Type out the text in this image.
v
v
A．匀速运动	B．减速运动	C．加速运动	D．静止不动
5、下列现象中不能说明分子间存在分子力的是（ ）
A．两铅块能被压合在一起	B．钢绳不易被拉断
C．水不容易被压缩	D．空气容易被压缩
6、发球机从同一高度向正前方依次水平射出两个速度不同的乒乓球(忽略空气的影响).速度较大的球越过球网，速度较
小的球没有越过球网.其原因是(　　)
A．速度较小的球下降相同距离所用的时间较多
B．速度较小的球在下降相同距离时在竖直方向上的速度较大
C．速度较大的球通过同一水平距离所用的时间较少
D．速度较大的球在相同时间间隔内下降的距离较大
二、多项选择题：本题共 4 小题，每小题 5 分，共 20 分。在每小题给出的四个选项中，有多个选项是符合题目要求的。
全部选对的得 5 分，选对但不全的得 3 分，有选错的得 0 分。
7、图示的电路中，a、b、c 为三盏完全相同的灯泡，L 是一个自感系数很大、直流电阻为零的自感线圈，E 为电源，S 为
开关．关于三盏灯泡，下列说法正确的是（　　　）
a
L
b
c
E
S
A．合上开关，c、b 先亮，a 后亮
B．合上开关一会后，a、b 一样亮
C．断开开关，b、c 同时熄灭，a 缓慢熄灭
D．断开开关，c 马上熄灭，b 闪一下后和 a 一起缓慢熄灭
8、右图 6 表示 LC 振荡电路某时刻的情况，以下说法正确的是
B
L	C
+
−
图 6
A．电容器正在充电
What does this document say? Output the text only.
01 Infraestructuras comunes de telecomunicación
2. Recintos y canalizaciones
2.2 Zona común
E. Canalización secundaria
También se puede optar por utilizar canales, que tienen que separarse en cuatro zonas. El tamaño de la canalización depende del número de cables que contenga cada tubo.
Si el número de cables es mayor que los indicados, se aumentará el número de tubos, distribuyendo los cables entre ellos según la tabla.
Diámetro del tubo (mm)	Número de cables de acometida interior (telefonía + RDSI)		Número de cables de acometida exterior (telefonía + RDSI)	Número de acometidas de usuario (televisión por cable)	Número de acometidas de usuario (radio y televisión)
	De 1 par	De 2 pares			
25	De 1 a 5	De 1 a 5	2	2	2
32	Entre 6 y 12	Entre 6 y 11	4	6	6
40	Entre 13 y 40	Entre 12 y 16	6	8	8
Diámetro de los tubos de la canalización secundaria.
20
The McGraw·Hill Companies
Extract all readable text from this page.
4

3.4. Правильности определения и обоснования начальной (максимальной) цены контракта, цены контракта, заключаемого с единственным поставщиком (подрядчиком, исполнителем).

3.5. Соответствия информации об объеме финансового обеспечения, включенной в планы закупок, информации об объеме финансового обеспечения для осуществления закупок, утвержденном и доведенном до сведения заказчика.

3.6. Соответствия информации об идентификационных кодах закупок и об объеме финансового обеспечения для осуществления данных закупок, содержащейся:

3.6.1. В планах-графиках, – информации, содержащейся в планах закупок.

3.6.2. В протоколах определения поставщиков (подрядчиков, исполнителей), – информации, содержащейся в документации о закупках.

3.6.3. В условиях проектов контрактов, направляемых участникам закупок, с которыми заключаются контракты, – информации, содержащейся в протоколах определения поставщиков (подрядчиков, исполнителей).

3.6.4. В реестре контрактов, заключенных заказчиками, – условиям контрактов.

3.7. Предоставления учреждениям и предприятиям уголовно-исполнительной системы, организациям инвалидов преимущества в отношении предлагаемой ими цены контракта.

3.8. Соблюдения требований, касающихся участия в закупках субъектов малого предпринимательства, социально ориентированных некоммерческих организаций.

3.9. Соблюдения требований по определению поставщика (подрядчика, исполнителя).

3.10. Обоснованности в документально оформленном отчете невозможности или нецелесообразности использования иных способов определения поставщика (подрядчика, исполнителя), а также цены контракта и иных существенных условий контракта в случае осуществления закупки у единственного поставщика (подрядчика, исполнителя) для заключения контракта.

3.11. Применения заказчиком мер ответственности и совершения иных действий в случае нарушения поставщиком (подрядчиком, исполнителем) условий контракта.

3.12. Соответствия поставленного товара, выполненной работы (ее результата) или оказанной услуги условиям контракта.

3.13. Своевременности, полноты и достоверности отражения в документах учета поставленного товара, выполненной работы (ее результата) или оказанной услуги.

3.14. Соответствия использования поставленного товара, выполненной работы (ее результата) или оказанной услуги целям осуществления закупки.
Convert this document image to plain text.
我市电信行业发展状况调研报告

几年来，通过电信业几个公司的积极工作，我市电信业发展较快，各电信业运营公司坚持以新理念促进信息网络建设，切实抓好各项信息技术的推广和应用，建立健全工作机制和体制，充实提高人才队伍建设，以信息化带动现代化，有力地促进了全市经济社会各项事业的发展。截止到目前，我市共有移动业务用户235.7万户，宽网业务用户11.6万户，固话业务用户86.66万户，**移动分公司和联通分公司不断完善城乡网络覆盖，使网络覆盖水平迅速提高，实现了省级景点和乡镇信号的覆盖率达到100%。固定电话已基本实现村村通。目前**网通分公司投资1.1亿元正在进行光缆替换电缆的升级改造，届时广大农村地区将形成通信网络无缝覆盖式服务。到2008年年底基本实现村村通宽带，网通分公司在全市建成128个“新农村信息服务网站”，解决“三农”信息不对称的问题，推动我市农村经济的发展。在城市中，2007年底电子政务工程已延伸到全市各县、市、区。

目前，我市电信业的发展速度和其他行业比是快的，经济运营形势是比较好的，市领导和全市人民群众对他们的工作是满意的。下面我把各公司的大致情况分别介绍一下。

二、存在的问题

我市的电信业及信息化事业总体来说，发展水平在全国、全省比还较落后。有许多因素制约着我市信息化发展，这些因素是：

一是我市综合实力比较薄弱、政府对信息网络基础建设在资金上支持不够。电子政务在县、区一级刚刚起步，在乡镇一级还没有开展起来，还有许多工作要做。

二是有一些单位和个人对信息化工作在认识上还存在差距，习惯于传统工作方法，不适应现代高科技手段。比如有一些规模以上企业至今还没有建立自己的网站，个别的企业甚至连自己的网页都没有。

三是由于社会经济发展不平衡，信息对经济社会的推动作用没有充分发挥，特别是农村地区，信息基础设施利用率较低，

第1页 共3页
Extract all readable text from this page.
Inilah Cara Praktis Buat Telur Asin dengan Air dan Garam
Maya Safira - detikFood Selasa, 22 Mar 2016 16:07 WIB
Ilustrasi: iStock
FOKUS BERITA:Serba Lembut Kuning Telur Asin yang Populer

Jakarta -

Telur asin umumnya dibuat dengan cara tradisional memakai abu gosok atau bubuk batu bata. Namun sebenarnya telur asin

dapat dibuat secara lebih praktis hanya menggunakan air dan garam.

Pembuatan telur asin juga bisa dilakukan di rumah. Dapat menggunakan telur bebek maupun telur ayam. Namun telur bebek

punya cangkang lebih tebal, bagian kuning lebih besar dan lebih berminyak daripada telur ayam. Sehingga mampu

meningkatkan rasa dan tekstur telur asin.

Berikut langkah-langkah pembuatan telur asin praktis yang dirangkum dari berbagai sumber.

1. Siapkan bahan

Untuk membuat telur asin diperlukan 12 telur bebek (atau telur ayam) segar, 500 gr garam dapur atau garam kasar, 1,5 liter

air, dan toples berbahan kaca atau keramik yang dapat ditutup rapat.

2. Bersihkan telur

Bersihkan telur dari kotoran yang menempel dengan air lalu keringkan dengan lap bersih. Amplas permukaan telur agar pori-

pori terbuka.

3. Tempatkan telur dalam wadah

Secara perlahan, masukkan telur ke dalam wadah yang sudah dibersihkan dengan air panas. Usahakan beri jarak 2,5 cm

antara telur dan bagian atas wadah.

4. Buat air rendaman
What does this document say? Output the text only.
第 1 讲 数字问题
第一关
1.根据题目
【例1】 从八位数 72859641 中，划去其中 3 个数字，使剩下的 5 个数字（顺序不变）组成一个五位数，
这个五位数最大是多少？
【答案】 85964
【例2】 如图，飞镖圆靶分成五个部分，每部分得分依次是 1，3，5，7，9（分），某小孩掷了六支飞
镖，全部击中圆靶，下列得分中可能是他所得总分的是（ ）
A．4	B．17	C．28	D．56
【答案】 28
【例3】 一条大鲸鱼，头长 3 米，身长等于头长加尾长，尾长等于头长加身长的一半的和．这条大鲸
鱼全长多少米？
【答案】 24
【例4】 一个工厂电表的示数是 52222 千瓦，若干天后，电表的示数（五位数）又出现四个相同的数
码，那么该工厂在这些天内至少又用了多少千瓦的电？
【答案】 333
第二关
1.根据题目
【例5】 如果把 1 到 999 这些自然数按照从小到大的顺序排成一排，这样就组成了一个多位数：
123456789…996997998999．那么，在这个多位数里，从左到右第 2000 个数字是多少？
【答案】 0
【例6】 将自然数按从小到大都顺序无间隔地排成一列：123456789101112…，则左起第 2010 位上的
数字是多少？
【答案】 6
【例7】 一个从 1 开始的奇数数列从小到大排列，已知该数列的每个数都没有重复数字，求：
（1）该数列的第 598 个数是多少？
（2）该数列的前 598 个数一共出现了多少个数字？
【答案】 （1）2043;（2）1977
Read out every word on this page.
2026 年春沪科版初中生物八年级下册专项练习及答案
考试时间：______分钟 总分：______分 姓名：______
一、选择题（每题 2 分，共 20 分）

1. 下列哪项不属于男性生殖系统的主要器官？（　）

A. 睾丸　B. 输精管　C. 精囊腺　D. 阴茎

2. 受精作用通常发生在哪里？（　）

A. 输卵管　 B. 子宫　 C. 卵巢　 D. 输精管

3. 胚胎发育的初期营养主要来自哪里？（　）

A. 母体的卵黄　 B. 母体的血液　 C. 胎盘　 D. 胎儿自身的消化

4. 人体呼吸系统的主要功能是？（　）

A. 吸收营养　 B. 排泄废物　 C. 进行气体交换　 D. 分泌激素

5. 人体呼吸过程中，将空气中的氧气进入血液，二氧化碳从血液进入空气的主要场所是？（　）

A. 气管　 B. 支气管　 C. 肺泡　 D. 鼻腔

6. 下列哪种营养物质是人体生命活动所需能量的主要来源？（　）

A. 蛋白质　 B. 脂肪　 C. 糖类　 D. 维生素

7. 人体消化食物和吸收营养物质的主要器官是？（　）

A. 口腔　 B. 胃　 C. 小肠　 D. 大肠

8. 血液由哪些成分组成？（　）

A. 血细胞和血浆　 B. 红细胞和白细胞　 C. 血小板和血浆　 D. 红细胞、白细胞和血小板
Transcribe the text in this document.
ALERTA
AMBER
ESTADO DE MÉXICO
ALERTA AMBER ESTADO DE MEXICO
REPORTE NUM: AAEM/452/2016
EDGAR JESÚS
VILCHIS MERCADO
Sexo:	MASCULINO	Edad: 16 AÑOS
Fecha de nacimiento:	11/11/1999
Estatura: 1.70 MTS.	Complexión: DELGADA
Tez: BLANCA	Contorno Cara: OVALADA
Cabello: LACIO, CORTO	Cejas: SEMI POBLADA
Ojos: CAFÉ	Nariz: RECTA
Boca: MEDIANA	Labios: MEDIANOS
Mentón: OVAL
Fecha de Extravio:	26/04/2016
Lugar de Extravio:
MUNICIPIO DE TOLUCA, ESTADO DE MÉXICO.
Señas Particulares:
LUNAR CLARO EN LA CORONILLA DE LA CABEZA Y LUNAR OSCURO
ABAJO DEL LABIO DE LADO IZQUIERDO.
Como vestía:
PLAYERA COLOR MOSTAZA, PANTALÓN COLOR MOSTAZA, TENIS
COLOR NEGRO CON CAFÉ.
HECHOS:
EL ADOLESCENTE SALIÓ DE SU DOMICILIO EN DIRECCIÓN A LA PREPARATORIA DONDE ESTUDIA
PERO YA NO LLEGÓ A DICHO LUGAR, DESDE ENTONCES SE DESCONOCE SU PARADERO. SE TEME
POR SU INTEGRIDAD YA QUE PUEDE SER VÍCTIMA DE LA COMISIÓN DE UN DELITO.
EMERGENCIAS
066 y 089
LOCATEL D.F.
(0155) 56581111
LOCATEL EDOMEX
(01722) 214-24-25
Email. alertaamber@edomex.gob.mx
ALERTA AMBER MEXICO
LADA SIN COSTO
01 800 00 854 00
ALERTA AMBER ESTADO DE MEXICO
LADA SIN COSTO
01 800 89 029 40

**TASK**: Pull every line holding "закупках" out of the records.

**COMPLETE OUTPUT**:
3.6.2. В протоколах определения поставщиков (подрядчиков, исполнителей), – информации, содержащейся в документации о закупках.
3.8. Соблюдения требований, касающихся участия в закупках субъектов малого предпринимательства, социально ориентированных некоммерческих организаций.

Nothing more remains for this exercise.